• Excerpted passage:
From: David Malone <dwmalone@maths.tcd.ie>
To: Craig Stratton <craig@avnet.co.uk>
Cc: freebsd-gnats-submit@freebsd.org
Subject: Re: kern/34711: frequent system stall under moderate scsi load 
Date: Fri, 08 Feb 2002 13:48:26 +0000

 All the processes are in a state where they are waiting for the
 disk (inode, biord and getblk). The percentage system time is kinda
 high too - is that typical of this system?
 
 Can you have a look at the output of dmesg and see if there is
 anything mentioned around the stall time. Also, what type of SCSI
 card do you have? The relivant lines from /var/log/dmesg.boot might
 be useful.
 
 It is possible that the system is just running low on memory and
 getting stuck trying to free it up. Matt Dillon made some improvements
 in this area, which probably came in since 4.1...
 
 	David.

From: "Craig Stratton" <craig@avnet.co.uk>
To: "David Malone" <dwmalone@maths.tcd.ie>
Cc: <freebsd-gnats-submit@freebsd.org>
Subject: Re: kern/34711: frequent system stall under moderate scsi load 
Date: Fri, 8 Feb 2002 14:34:03 -0000

  David,
 
 i'm not sure if the system time is usual or not. But it sounds like it
 shouldn't be...

• What you need to do:
a - Transcribe the part of the SCSI stall thread that opens with the words containing "All the processes" and closes with "of this system?".
b - Continue the SCSI stall thread from its last line.
The entries after the SCSI stall thread are separate material.

• Dataset content:

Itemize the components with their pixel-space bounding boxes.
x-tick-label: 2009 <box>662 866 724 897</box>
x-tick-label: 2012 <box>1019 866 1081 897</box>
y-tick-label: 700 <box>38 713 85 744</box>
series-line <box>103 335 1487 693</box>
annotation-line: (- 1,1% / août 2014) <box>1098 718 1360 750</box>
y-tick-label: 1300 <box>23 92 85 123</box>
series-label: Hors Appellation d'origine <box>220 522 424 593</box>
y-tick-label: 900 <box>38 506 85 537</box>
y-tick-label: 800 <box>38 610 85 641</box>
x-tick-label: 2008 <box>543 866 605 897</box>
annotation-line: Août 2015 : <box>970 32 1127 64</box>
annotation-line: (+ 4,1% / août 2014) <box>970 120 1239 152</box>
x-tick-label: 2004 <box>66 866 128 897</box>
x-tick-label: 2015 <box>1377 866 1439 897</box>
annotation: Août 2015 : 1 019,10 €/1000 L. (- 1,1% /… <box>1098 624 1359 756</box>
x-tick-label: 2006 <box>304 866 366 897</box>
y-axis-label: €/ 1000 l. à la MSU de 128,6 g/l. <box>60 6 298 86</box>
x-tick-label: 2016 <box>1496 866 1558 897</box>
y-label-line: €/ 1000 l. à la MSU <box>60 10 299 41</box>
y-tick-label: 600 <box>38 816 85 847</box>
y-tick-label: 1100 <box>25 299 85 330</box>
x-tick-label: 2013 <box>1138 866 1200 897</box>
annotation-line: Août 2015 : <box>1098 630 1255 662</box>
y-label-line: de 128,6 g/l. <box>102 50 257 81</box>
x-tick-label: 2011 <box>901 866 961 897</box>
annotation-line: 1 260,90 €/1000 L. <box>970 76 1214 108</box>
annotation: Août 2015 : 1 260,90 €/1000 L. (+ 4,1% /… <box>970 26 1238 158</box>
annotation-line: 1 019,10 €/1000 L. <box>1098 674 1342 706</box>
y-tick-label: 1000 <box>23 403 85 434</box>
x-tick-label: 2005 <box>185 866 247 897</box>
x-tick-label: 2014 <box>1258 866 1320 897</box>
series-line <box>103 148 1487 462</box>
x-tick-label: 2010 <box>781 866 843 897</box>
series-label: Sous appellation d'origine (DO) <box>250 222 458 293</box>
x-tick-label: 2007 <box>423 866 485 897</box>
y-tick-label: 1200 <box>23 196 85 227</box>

• Results for each task:
a -
All the processes are in a state where they are waiting for the
 disk (inode, biord and getblk). The percentage system time is kinda
 high too - is that typical of this system?

b -
 
 It could be a memory problem, as you say, because it only has 64MB, but the
 previous system i ran exactly the same things on only had 16MB on a P75 IDE
 and had no problems. Uptime over 500 days before replacement with "better"
 hardware :-|
 Can't remember what release it was on though. Slightly earlier i believe.
 
 There is never anything logged anywhere whenever the system stalls or hangs,
 which is frustrating...
 
 I think the problem is certainly in the swapping/disk access area, as all
 disk operations seem to take a while. When it hangs, i can get ssh login,
 but no shell until it comes back.
 
 I was looking over how to upgrade "in situ" last night, but was too tired to
 take it in.
 Can you advise how i would go about bringing up to date online with no
 physical access to the machine ? (other than carefully .. ;-) )
 
 The most i do normally is install from scratch, and add/configure
 software/applications....
 
 ahc0: <Adaptec 2940 Ultra SCSI adapter> port 0x6000-0x60ff mem
 0xe4000000-0xe4000fff irq 10 at device 9.0 on pci0
 ahc0: aic7880 Wide Channel A, SCSI Id=7, 16/255 SCBs
 pci0: <S3 Trio graphics accelerator> at 10.0 irq 9
 
 da1 at ahc0 bus 0 target 1 lun 0
 da1: <QUANTUM FIREBALL ST4.3S 0F0C> Fixed Direct Access SCSI-2 device
 da1: 10.000MB/s transfers (10.000MHz, offset 15), Tagged Queueing Enabled
 da1: 4136MB (8471232 512 byte sectors: 255H 63S/T 527C)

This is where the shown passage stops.